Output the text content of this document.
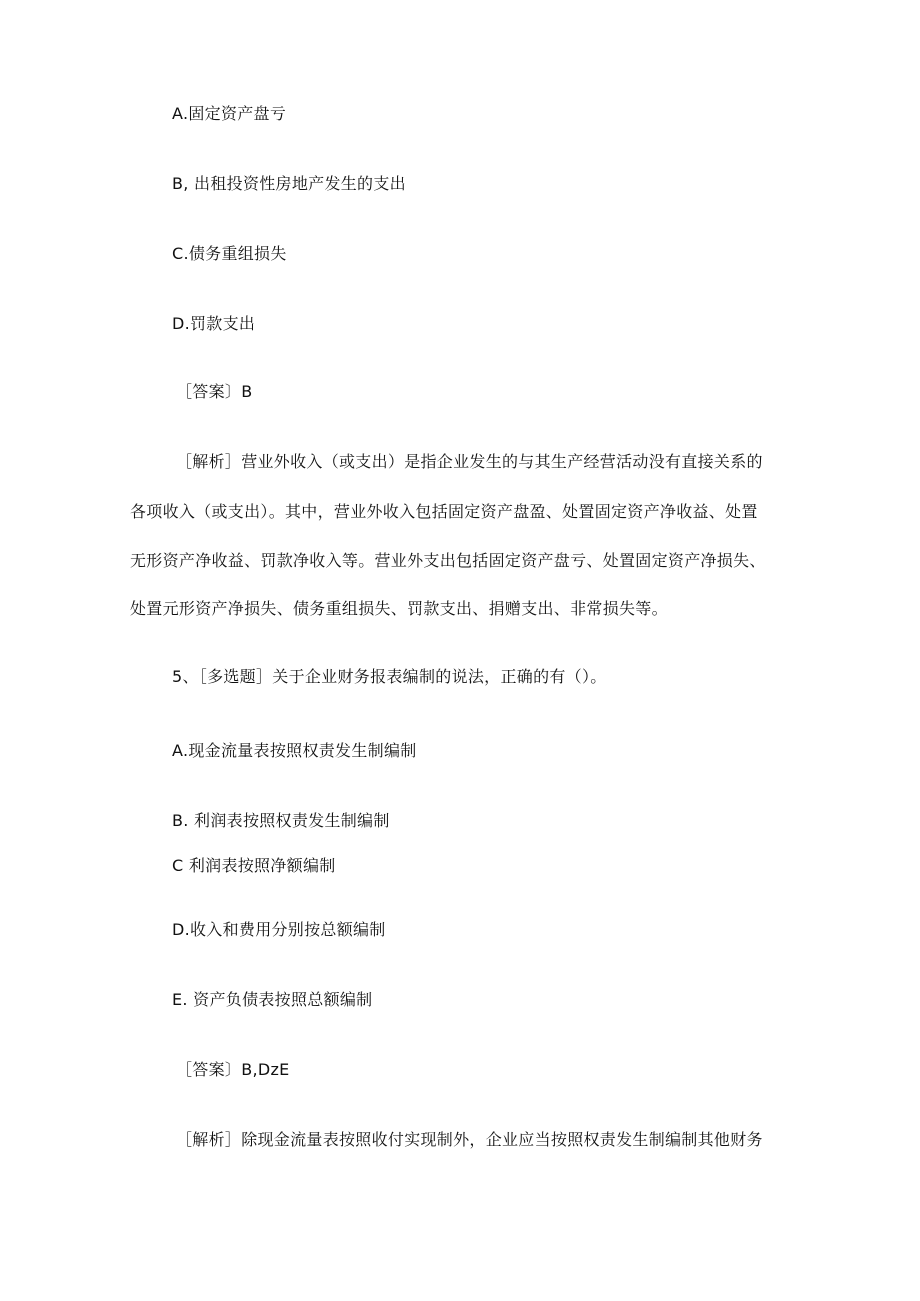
A.固定资产盘亏
B, 出租投资性房地产发生的支出
C.债务重组损失
D.罚款支出
［答案〕B
［解析］营业外收入（或支出）是指企业发生的与其生产经营活动没有直接关系的
各项收入（或支出）。其中，营业外收入包括固定资产盘盈、处置固定资产净收益、处置
无形资产净收益、罚款净收入等。营业外支出包括固定资产盘亏、处置固定资产净损失、
处置元形资产净损失、债务重组损失、罚款支出、捐赠支出、非常损失等。
5、［多选题］关于企业财务报表编制的说法，正确的有（）。
A.现金流量表按照权责发生制编制
B. 利润表按照权责发生制编制
C 利润表按照净额编制
D.收入和费用分别按总额编制
E. 资产负债表按照总额编制
［答案〕B,DzE
［解析］除现金流量表按照收付实现制外，企业应当按照权责发生制编制其他财务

◆ ◆ ◆

#### [WHAT THE TASK ASKS]
Without including any picture, repeat the data exactly.

#### [TASK OUTPUT]
Output the text content of this document.
A.固定资产盘亏
B, 出租投资性房地产发生的支出
C.债务重组损失
D.罚款支出
［答案〕B
［解析］营业外收入（或支出）是指企业发生的与其生产经营活动没有直接关系的
各项收入（或支出）。其中，营业外收入包括固定资产盘盈、处置固定资产净收益、处置
无形资产净收益、罚款净收入等。营业外支出包括固定资产盘亏、处置固定资产净损失、
处置元形资产净损失、债务重组损失、罚款支出、捐赠支出、非常损失等。
5、［多选题］关于企业财务报表编制的说法，正确的有（）。
A.现金流量表按照权责发生制编制
B. 利润表按照权责发生制编制
C 利润表按照净额编制
D.收入和费用分别按总额编制
E. 资产负债表按照总额编制
［答案〕B,DzE
［解析］除现金流量表按照收付实现制外，企业应当按照权责发生制编制其他财务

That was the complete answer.